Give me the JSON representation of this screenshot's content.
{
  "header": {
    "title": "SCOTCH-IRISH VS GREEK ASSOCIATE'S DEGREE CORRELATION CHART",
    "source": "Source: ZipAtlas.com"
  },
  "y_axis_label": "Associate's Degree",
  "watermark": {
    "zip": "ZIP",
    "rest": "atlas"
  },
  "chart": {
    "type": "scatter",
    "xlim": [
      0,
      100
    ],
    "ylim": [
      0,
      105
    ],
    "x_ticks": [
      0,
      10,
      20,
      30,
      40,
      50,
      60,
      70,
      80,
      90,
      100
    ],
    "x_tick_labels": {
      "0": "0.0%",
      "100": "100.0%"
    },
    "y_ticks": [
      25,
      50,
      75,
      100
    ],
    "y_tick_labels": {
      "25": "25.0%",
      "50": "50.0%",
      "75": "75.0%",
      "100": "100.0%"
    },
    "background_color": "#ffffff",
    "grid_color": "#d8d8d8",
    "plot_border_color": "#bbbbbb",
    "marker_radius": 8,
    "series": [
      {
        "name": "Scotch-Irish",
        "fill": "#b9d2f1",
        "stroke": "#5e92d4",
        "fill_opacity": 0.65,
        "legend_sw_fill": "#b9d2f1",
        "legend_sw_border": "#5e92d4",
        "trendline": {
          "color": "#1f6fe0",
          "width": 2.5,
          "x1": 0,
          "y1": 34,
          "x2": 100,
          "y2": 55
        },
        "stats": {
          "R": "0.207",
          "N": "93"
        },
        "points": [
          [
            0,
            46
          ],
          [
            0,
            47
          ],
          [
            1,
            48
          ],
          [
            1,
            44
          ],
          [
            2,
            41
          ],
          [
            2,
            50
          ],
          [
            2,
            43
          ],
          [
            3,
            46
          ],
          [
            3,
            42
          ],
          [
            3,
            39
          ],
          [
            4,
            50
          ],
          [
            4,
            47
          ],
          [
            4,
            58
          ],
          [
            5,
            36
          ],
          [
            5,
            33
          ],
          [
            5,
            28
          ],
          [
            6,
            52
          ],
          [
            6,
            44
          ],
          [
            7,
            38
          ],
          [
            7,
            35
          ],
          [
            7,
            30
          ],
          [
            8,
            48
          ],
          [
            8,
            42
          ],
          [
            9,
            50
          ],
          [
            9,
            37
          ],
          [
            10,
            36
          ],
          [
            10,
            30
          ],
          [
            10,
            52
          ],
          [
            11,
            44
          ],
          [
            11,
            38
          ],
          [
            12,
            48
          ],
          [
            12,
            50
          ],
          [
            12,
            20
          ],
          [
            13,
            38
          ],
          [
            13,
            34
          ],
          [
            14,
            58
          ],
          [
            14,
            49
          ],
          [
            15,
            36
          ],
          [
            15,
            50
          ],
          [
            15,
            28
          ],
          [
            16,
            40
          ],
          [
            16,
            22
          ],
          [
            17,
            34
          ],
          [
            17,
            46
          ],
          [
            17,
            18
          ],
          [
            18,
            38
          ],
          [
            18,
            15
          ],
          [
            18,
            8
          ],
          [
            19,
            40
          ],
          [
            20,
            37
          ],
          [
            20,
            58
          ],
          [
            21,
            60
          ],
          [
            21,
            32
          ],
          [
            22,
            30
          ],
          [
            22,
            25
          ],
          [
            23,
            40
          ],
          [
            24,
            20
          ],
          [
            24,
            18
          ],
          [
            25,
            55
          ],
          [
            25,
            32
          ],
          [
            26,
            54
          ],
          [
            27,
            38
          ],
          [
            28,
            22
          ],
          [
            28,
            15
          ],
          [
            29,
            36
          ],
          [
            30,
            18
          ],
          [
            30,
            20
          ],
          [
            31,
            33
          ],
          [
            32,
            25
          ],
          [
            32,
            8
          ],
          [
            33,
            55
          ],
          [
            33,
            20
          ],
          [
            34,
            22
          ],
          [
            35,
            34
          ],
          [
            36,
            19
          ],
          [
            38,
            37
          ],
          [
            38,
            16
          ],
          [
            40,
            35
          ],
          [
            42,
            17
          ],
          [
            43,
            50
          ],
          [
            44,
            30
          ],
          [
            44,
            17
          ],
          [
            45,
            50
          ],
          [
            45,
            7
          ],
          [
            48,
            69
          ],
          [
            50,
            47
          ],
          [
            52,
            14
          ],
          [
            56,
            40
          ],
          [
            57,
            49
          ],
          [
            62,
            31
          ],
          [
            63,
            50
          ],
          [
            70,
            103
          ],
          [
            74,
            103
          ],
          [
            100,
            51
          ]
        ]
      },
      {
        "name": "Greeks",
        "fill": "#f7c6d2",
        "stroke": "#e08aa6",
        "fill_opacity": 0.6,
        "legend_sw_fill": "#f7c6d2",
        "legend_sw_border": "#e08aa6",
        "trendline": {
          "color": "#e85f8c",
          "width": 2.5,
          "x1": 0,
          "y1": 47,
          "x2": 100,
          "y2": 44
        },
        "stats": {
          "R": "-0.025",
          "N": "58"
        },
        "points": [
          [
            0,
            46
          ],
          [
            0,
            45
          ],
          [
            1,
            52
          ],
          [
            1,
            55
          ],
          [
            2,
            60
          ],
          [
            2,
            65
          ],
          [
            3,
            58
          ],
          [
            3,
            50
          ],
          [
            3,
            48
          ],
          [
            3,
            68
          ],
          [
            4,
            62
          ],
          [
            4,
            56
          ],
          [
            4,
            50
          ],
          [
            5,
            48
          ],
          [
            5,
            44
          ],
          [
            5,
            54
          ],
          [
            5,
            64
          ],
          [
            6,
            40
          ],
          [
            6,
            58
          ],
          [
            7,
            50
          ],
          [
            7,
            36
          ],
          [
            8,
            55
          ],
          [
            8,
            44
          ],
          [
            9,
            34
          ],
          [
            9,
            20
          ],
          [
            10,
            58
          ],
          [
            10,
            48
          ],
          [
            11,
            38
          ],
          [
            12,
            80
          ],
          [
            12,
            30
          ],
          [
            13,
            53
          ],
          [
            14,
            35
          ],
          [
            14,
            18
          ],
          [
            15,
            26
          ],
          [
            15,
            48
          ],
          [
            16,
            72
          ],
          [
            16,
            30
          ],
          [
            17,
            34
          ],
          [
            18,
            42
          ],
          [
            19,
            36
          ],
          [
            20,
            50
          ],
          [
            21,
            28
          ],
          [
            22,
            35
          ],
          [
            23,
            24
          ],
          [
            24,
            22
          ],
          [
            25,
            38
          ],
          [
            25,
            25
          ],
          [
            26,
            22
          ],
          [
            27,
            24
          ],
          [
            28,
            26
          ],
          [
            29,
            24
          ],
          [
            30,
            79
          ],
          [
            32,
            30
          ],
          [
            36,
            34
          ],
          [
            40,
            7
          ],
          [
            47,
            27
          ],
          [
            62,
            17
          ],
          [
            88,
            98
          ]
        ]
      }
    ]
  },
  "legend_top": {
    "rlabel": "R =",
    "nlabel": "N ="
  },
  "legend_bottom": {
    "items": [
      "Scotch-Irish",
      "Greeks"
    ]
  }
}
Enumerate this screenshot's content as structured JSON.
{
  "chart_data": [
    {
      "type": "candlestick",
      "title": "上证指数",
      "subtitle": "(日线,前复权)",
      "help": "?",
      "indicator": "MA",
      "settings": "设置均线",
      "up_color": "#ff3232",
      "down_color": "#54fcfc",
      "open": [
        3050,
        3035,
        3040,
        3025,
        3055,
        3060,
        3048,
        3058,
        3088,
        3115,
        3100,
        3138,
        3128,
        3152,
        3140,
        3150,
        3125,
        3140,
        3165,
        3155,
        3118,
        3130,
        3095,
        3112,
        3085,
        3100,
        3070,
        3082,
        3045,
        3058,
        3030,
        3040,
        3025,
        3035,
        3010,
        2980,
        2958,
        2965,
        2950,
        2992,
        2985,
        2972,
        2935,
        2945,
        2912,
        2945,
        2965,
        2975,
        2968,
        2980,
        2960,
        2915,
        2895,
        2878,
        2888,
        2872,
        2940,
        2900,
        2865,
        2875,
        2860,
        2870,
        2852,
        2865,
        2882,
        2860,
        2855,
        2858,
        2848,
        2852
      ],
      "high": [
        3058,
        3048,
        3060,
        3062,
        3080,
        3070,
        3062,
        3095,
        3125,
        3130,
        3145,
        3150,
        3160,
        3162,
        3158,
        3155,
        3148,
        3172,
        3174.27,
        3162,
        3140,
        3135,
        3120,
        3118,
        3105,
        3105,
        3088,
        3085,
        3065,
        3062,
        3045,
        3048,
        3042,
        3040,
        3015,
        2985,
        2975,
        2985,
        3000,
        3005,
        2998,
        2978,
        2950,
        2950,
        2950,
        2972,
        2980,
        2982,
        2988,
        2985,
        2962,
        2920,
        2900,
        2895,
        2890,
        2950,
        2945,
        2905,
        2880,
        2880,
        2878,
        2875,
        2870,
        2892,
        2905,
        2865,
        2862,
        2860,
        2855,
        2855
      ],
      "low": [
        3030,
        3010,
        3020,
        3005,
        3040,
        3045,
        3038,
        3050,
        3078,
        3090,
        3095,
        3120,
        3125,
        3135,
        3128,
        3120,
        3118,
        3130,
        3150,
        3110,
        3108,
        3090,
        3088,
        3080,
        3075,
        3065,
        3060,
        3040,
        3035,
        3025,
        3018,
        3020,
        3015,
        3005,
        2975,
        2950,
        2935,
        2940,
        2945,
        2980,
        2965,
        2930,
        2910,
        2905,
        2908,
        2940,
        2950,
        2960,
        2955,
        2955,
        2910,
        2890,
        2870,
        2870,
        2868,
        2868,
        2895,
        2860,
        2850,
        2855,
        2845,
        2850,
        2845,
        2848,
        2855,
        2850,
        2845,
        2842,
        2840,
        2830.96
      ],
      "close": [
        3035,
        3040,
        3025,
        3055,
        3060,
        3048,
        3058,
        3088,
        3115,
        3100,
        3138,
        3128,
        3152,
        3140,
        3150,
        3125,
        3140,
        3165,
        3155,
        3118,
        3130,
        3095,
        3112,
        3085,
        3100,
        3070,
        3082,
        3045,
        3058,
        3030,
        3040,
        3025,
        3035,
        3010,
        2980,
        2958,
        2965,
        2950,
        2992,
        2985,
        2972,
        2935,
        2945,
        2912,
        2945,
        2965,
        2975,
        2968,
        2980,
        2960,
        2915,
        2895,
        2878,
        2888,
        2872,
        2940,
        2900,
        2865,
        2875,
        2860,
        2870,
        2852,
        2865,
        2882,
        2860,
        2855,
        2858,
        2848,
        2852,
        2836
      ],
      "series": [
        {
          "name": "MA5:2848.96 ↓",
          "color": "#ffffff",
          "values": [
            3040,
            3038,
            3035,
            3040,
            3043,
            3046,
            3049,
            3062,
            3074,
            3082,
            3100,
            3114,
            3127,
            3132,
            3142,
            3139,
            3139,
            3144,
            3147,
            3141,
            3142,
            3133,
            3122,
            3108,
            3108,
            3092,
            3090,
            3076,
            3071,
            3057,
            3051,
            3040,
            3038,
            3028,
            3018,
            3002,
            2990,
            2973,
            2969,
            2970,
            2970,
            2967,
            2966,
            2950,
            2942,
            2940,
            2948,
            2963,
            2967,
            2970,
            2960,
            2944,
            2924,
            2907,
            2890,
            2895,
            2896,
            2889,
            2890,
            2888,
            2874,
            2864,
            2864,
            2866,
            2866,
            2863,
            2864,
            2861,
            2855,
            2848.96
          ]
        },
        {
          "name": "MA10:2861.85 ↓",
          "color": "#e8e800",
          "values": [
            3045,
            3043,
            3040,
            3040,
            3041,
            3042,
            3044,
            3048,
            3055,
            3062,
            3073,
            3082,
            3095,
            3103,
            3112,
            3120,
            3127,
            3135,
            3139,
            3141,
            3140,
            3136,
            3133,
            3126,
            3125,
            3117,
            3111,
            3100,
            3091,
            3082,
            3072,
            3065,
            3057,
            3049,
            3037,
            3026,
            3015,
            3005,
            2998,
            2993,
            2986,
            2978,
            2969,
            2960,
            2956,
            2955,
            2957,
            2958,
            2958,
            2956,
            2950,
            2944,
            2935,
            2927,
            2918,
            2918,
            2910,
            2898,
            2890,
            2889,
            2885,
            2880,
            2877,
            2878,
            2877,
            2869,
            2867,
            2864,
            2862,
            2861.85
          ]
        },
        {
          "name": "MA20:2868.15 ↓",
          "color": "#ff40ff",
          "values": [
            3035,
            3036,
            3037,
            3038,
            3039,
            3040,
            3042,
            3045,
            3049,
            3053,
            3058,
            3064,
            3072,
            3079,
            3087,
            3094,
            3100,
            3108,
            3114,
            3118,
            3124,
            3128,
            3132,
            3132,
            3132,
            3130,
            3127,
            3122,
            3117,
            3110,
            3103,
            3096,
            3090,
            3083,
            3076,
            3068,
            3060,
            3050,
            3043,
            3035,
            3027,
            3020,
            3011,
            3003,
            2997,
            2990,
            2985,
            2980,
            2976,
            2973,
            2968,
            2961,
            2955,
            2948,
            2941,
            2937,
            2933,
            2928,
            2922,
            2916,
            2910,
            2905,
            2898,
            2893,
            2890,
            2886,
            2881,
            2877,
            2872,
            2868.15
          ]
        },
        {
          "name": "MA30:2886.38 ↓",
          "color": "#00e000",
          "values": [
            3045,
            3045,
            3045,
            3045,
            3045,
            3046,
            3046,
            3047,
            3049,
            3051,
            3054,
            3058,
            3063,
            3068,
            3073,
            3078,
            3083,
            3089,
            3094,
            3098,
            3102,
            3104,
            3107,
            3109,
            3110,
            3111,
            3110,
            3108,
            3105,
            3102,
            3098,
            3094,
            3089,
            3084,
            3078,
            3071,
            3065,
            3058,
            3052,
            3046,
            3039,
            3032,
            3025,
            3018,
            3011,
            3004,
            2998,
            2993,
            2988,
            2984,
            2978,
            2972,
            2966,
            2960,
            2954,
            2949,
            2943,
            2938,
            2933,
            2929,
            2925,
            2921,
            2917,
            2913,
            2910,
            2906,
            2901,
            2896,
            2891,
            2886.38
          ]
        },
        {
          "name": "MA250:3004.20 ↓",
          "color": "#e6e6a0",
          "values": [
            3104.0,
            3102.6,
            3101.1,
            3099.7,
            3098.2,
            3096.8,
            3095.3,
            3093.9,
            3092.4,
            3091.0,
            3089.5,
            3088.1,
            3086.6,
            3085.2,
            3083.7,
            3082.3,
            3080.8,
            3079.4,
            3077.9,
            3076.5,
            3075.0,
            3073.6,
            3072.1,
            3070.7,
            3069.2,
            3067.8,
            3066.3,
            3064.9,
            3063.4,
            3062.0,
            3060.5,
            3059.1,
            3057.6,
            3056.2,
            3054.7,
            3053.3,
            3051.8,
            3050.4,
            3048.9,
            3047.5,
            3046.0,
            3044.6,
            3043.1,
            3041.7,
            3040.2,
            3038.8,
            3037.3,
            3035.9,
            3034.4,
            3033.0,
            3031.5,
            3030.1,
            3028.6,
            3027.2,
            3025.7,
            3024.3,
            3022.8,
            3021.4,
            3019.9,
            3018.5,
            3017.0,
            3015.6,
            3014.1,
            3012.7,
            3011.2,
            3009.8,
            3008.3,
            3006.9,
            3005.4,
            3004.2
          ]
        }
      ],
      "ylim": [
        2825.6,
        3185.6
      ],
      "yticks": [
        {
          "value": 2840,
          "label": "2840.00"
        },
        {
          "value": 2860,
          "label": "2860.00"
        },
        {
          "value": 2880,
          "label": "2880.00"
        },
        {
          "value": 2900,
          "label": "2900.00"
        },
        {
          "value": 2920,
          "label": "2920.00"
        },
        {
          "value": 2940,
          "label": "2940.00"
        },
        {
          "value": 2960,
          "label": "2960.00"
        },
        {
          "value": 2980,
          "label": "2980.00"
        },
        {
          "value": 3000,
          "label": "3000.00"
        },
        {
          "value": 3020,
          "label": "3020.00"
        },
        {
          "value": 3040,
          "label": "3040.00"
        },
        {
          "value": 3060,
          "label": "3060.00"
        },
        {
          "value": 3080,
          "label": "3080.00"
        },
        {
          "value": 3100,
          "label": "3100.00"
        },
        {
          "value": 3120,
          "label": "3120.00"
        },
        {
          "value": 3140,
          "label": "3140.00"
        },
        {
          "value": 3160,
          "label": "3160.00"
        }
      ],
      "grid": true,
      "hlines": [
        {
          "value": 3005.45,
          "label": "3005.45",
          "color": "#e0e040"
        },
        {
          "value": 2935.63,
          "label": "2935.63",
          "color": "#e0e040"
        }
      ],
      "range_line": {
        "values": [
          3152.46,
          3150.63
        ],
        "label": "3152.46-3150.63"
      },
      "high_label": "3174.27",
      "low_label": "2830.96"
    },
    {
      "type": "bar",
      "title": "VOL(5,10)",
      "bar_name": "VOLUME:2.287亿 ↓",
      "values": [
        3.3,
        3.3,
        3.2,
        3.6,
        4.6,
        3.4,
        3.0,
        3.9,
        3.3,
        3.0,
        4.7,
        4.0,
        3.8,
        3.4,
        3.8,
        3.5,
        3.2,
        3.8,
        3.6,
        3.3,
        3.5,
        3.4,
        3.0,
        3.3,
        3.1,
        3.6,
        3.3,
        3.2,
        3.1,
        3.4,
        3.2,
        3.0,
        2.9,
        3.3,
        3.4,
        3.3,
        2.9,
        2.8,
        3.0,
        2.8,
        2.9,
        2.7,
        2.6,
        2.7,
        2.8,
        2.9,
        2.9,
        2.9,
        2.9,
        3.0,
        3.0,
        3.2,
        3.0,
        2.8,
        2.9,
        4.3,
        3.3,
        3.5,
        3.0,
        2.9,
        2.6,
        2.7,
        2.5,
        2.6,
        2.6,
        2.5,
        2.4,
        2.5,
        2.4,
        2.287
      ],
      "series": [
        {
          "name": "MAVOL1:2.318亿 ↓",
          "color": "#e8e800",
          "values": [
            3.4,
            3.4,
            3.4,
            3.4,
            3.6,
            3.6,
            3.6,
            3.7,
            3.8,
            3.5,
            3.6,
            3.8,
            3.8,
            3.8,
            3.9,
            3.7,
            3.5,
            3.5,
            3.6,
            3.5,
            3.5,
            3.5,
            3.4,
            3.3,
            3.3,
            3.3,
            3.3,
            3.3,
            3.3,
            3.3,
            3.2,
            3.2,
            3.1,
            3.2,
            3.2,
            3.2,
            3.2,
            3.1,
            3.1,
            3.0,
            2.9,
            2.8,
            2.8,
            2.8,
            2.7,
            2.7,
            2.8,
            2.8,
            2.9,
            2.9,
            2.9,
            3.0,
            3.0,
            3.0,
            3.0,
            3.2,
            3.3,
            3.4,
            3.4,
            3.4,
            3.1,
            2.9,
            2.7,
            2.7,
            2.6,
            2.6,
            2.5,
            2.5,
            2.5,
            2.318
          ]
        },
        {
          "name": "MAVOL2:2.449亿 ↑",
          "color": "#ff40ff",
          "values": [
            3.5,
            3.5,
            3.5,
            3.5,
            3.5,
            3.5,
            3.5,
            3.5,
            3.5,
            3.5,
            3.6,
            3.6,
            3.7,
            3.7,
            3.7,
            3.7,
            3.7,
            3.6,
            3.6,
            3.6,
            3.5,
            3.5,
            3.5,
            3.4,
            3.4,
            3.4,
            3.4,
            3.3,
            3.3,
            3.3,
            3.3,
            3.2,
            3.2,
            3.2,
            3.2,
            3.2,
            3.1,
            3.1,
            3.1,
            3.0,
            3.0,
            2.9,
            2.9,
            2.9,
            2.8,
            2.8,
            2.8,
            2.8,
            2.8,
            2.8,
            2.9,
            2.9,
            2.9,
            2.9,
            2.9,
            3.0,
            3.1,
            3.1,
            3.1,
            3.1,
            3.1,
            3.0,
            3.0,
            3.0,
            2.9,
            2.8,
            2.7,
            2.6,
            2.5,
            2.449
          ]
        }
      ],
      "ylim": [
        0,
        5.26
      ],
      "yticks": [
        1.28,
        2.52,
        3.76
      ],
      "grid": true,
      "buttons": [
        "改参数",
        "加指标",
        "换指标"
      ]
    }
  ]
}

*SET EXERCISE:* Scan the listing above for the word "type" and copy every line that holds it.

*TASK RESULT:*
    "type": "scatter",
      "type": "candlestick",
      "type": "bar",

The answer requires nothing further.